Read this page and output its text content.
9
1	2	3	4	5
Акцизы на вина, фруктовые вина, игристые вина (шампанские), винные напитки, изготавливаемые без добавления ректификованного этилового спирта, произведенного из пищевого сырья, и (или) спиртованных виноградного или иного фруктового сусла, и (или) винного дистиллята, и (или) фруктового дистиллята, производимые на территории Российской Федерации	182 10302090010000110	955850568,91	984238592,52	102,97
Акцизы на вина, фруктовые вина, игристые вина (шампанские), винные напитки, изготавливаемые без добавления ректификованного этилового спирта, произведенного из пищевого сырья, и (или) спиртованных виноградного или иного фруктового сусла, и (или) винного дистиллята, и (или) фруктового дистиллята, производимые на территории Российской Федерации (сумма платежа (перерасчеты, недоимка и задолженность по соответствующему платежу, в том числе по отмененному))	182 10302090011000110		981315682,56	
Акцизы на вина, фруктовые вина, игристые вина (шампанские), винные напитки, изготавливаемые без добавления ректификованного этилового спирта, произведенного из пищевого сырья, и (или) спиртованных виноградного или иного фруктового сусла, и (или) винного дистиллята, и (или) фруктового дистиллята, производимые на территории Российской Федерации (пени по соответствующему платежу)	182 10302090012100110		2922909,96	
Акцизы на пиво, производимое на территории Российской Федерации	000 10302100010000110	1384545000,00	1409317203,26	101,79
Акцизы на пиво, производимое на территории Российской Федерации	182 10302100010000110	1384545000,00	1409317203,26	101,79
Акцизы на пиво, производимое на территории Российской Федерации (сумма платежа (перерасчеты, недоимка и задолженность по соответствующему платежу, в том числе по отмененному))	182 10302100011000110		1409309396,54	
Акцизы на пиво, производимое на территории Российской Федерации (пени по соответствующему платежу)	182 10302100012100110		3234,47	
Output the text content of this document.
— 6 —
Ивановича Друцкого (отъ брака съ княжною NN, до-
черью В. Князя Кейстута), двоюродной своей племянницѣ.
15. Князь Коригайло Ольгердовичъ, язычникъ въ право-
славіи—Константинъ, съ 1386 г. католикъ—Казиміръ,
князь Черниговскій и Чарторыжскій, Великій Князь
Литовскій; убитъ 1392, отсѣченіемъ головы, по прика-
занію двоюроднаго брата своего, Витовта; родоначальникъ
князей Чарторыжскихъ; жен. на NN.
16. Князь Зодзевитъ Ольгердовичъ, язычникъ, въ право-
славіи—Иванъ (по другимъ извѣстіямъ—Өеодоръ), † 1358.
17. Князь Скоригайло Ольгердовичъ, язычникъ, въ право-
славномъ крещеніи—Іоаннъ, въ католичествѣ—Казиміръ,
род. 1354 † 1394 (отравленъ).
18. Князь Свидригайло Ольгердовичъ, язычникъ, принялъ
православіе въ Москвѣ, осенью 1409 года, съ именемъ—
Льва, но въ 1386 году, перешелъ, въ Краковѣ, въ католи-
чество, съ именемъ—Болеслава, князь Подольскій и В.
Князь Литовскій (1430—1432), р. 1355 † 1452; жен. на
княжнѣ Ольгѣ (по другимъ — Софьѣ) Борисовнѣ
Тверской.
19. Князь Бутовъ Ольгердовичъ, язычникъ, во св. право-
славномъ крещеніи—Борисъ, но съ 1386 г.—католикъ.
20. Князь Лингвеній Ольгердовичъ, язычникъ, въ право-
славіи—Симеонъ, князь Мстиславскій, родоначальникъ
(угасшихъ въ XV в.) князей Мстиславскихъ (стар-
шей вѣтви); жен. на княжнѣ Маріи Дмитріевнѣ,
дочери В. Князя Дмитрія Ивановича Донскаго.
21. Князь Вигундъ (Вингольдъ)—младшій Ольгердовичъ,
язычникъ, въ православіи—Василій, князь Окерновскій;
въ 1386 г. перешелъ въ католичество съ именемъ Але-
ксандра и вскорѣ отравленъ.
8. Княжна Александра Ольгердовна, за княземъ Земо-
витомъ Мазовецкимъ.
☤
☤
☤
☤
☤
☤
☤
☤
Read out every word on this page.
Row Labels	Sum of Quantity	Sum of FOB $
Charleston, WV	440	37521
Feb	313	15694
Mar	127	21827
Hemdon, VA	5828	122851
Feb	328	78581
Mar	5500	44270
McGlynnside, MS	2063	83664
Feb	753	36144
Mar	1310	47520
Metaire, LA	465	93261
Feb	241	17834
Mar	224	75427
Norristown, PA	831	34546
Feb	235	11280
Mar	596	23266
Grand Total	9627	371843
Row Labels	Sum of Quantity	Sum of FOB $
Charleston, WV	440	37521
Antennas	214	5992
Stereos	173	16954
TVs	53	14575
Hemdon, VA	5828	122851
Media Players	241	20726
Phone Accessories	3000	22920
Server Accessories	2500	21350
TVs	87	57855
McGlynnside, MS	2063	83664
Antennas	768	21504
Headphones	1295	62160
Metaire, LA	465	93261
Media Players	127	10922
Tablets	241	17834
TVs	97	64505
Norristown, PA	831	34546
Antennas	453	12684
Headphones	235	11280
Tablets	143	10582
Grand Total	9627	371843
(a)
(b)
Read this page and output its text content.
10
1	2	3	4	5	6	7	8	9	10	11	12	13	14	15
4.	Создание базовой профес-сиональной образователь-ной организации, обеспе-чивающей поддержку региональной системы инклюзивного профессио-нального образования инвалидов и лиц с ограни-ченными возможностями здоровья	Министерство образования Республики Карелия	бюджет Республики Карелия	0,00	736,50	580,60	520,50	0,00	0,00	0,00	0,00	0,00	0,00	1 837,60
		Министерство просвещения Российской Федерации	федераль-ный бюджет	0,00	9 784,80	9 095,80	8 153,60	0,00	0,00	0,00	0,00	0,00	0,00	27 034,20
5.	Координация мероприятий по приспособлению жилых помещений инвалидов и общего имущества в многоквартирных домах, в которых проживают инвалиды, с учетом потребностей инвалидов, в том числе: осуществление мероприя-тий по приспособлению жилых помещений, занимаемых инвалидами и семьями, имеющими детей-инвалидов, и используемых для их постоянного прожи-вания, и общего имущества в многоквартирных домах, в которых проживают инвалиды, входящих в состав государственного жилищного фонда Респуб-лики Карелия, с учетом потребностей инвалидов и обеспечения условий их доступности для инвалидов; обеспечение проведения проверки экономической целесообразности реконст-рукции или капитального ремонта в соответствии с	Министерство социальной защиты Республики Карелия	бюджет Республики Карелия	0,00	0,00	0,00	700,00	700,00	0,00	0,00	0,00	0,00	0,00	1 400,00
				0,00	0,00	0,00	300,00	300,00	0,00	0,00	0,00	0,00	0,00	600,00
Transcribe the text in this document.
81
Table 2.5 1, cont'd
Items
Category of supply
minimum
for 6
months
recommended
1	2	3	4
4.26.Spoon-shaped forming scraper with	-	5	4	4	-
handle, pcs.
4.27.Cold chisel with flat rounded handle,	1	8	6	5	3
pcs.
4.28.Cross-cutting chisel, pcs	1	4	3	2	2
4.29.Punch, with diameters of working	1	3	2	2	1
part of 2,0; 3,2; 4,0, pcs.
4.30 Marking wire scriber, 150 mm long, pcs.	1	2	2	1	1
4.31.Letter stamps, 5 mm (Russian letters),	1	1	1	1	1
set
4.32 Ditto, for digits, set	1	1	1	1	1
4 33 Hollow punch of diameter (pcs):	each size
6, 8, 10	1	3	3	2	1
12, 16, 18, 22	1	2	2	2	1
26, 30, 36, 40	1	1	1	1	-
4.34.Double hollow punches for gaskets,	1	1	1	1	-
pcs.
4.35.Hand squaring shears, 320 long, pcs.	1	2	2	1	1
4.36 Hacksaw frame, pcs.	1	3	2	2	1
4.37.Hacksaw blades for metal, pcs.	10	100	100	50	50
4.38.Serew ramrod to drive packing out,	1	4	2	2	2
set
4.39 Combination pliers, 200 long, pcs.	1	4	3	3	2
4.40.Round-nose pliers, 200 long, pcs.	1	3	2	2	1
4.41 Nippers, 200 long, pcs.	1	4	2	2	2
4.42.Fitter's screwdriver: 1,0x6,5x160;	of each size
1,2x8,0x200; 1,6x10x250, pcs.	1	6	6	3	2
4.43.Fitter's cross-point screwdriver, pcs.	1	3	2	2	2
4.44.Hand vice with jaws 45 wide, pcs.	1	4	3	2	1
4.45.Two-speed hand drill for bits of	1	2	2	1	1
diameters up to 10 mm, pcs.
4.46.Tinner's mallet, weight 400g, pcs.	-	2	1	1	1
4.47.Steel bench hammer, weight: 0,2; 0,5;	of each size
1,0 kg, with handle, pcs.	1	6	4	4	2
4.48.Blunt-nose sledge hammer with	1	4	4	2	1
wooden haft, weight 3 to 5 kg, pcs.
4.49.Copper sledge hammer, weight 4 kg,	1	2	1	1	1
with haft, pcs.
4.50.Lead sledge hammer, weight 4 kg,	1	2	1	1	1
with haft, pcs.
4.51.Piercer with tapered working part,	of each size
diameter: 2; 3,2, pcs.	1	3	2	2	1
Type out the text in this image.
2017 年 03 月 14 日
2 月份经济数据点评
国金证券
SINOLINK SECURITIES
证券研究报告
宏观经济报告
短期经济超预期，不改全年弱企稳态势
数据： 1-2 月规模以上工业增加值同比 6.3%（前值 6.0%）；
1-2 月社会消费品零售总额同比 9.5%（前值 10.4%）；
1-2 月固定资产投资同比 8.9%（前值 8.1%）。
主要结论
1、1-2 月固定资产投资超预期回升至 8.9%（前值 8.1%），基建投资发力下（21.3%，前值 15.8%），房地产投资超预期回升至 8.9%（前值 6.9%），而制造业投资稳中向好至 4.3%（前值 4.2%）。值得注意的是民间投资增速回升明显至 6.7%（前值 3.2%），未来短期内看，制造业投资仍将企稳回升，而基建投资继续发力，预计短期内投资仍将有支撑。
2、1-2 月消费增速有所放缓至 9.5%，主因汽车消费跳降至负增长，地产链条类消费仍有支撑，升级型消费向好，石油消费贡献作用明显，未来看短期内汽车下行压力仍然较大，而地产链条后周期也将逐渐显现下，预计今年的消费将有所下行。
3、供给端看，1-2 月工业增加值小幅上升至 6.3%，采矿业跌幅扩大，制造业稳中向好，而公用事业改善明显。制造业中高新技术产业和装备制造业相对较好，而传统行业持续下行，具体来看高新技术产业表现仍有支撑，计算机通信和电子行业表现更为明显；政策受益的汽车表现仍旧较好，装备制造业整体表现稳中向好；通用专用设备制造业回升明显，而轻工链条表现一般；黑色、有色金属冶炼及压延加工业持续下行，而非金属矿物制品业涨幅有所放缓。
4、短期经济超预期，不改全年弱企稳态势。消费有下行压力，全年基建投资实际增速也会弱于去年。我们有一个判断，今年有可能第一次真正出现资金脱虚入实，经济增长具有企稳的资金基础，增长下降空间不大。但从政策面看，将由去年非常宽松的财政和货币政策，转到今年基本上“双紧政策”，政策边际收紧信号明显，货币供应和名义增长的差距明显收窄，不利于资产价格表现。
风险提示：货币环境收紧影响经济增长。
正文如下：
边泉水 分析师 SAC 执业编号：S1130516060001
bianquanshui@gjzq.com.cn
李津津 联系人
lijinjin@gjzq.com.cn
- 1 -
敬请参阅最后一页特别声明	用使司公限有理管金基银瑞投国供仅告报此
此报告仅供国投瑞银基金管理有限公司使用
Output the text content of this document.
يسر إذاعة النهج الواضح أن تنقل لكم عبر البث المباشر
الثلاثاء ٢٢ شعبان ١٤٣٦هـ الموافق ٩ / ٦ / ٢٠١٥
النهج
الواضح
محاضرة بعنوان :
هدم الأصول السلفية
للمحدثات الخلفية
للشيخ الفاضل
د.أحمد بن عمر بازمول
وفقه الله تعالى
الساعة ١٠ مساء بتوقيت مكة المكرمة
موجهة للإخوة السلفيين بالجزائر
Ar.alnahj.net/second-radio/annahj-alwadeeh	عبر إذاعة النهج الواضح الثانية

- - - - -

- WRITTEN REQUEST -
Show every line above in which the word "Fitter" occurs.

- WRITTEN SOLUTION -
4.42.Fitter's screwdriver: 1,0x6,5x160;	of each size
4.43.Fitter's cross-point screwdriver, pcs.	1	3	2	2	2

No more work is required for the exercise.